■ Given instruction
Repeat the listing in full. Nothing may be added or left out.

■ Data provided
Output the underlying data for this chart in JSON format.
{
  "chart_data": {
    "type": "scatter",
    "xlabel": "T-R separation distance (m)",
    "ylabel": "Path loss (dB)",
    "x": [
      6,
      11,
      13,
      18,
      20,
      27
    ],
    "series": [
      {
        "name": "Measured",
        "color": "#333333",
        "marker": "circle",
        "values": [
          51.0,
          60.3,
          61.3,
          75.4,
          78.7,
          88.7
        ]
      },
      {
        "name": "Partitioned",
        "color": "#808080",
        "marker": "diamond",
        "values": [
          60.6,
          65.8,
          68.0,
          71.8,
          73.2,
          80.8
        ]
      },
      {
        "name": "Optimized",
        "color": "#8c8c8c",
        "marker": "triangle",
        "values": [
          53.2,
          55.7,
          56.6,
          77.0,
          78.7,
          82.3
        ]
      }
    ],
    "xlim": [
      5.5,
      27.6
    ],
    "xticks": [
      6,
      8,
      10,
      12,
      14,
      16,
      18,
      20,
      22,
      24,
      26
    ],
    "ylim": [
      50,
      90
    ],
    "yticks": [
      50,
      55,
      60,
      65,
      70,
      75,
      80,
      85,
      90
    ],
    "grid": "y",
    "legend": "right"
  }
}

■ Response to this exercise
Output the underlying data for this chart in JSON format.
{
  "chart_data": {
    "type": "scatter",
    "xlabel": "T-R separation distance (m)",
    "ylabel": "Path loss (dB)",
    "x": [
      6,
      11,
      13,
      18,
      20,
      27
    ],
    "series": [
      {
        "name": "Measured",
        "color": "#333333",
        "marker": "circle",
        "values": [
          51.0,
          60.3,
          61.3,
          75.4,
          78.7,
          88.7
        ]
      },
      {
        "name": "Partitioned",
        "color": "#808080",
        "marker": "diamond",
        "values": [
          60.6,
          65.8,
          68.0,
          71.8,
          73.2,
          80.8
        ]
      },
      {
        "name": "Optimized",
        "color": "#8c8c8c",
        "marker": "triangle",
        "values": [
          53.2,
          55.7,
          56.6,
          77.0,
          78.7,
          82.3
        ]
      }
    ],
    "xlim": [
      5.5,
      27.6
    ],
    "xticks": [
      6,
      8,
      10,
      12,
      14,
      16,
      18,
      20,
      22,
      24,
      26
    ],
    "ylim": [
      50,
      90
    ],
    "yticks": [
      50,
      55,
      60,
      65,
      70,
      75,
      80,
      85,
      90
    ],
    "grid": "y",
    "legend": "right"
  }
}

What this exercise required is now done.